- _Short problem_
Write out every entry, unchanged. Skip any picture.

- _Data in this exercise_

···

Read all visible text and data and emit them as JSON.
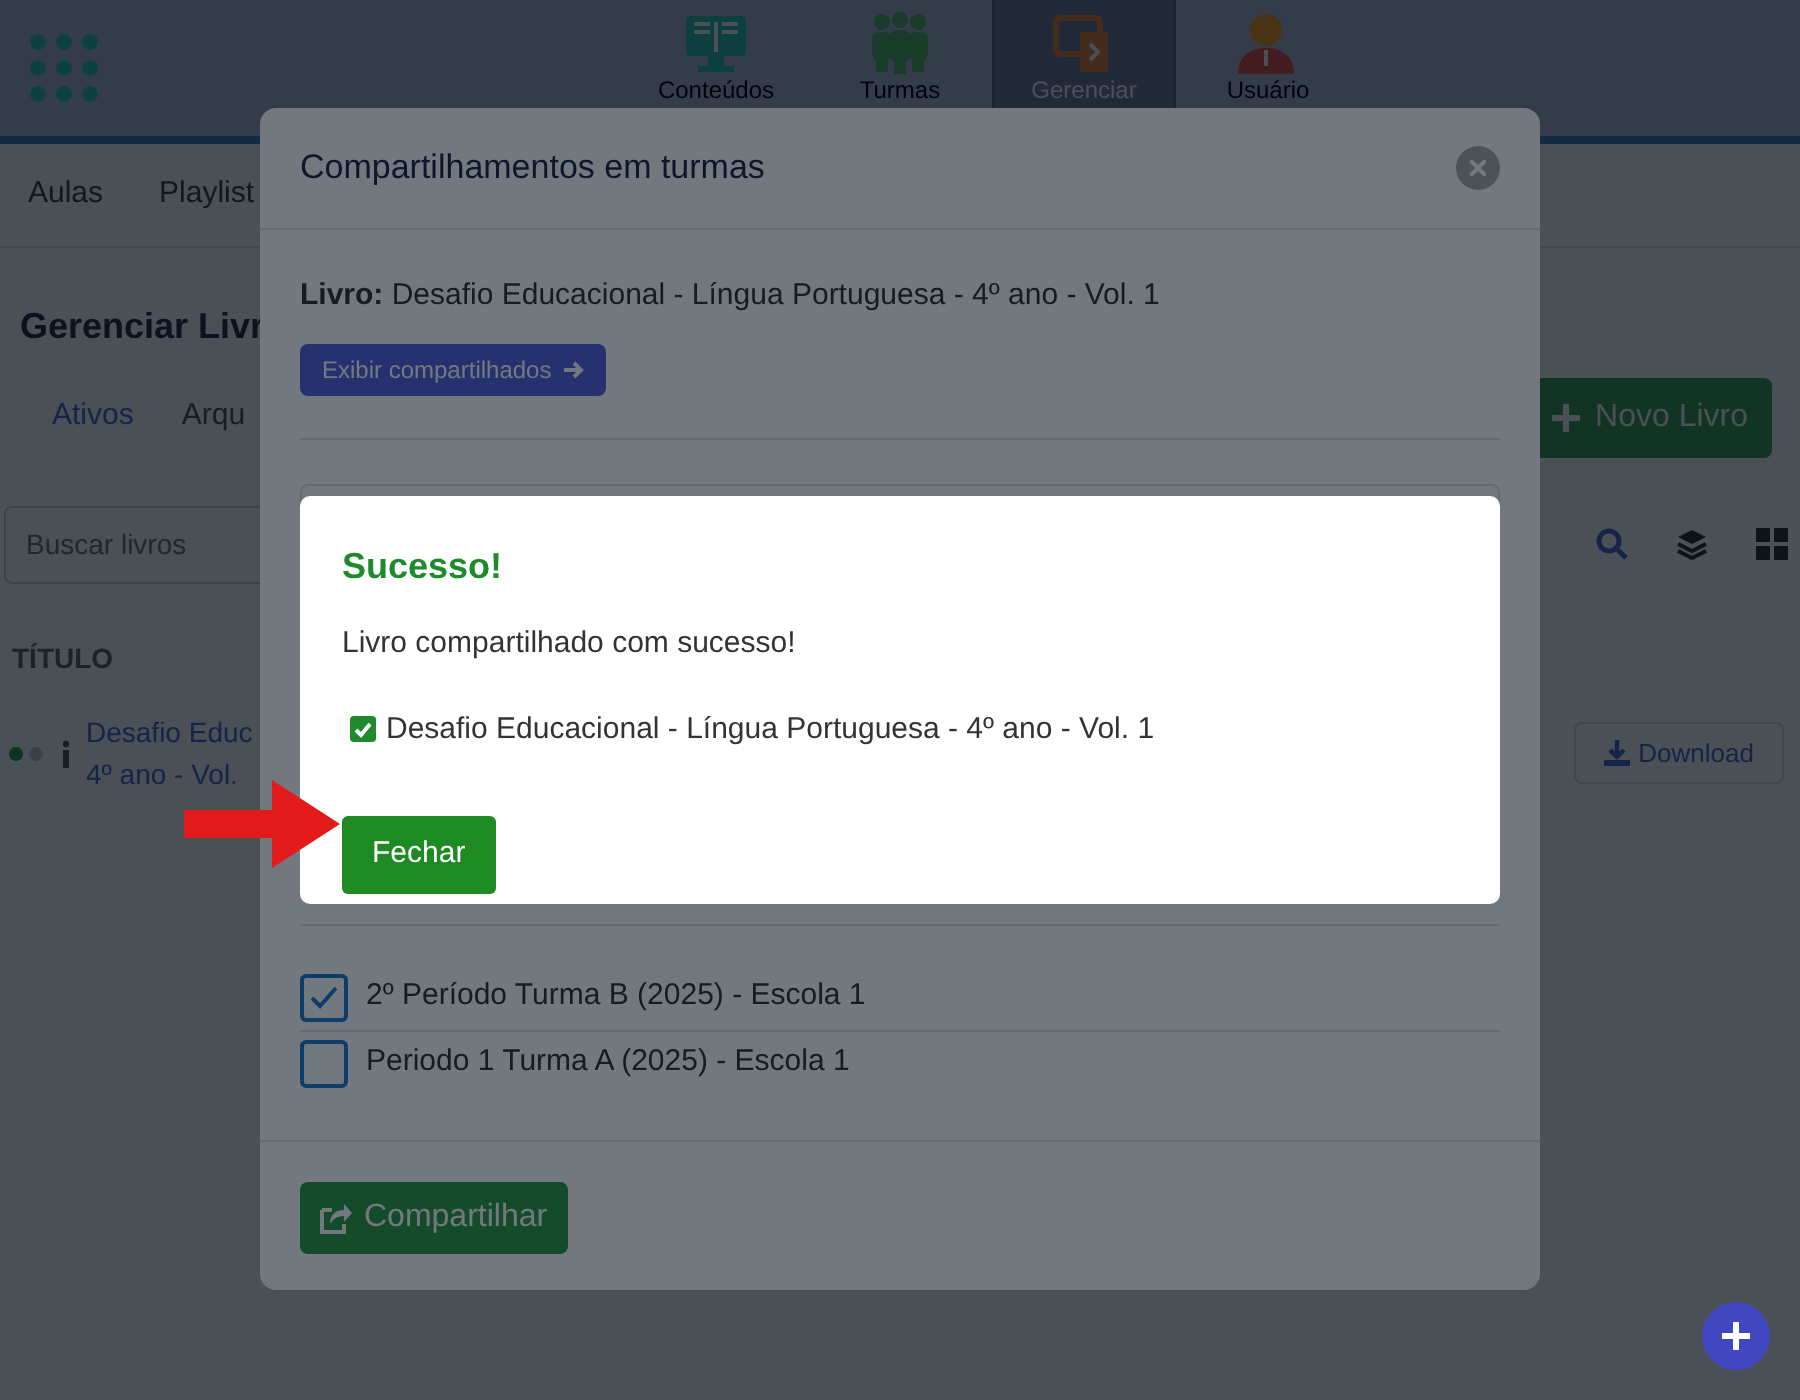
{
  "topbar": {
    "nav": [
      {
        "label": "Conteúdos",
        "selected": false
      },
      {
        "label": "Turmas",
        "selected": false
      },
      {
        "label": "Gerenciar",
        "selected": true
      },
      {
        "label": "Usuário",
        "selected": false
      }
    ]
  },
  "subnav": [
    "Aulas",
    "Playlist"
  ],
  "page": {
    "title": "Gerenciar Livr",
    "tabs": [
      {
        "label": "Ativos",
        "selected": true
      },
      {
        "label": "Arqu",
        "selected": false
      }
    ],
    "new_button": "Novo Livro",
    "search": {
      "placeholder": "Buscar livros"
    },
    "columns": [
      "TÍTULO"
    ],
    "rows": [
      {
        "title_lines": [
          "Desafio Educ",
          "4º ano - Vol."
        ],
        "action": "Download"
      }
    ]
  },
  "share_modal": {
    "title": "Compartilhamentos em turmas",
    "book_label": "Livro:",
    "book_title": "Desafio Educacional - Língua Portuguesa - 4º ano - Vol. 1",
    "show_button": "Exibir compartilhados",
    "classes": [
      {
        "label": "2º Período Turma B (2025) - Escola 1",
        "checked": true
      },
      {
        "label": "Periodo 1 Turma A (2025) - Escola 1",
        "checked": false
      }
    ],
    "share_button": "Compartilhar"
  },
  "success_modal": {
    "title": "Sucesso!",
    "message": "Livro compartilhado com sucesso!",
    "items": [
      {
        "label": "Desafio Educacional - Língua Portuguesa - 4º ano - Vol. 1",
        "checked": true
      }
    ],
    "close_button": "Fechar"
  }
}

···

- _Written response_
Read all visible text and data and emit them as JSON.
{
  "topbar": {
    "nav": [
      {
        "label": "Conteúdos",
        "selected": false
      },
      {
        "label": "Turmas",
        "selected": false
      },
      {
        "label": "Gerenciar",
        "selected": true
      },
      {
        "label": "Usuário",
        "selected": false
      }
    ]
  },
  "subnav": [
    "Aulas",
    "Playlist"
  ],
  "page": {
    "title": "Gerenciar Livr",
    "tabs": [
      {
        "label": "Ativos",
        "selected": true
      },
      {
        "label": "Arqu",
        "selected": false
      }
    ],
    "new_button": "Novo Livro",
    "search": {
      "placeholder": "Buscar livros"
    },
    "columns": [
      "TÍTULO"
    ],
    "rows": [
      {
        "title_lines": [
          "Desafio Educ",
          "4º ano - Vol."
        ],
        "action": "Download"
      }
    ]
  },
  "share_modal": {
    "title": "Compartilhamentos em turmas",
    "book_label": "Livro:",
    "book_title": "Desafio Educacional - Língua Portuguesa - 4º ano - Vol. 1",
    "show_button": "Exibir compartilhados",
    "classes": [
      {
        "label": "2º Período Turma B (2025) - Escola 1",
        "checked": true
      },
      {
        "label": "Periodo 1 Turma A (2025) - Escola 1",
        "checked": false
      }
    ],
    "share_button": "Compartilhar"
  },
  "success_modal": {
    "title": "Sucesso!",
    "message": "Livro compartilhado com sucesso!",
    "items": [
      {
        "label": "Desafio Educacional - Língua Portuguesa - 4º ano - Vol. 1",
        "checked": true
      }
    ],
    "close_button": "Fechar"
  }
}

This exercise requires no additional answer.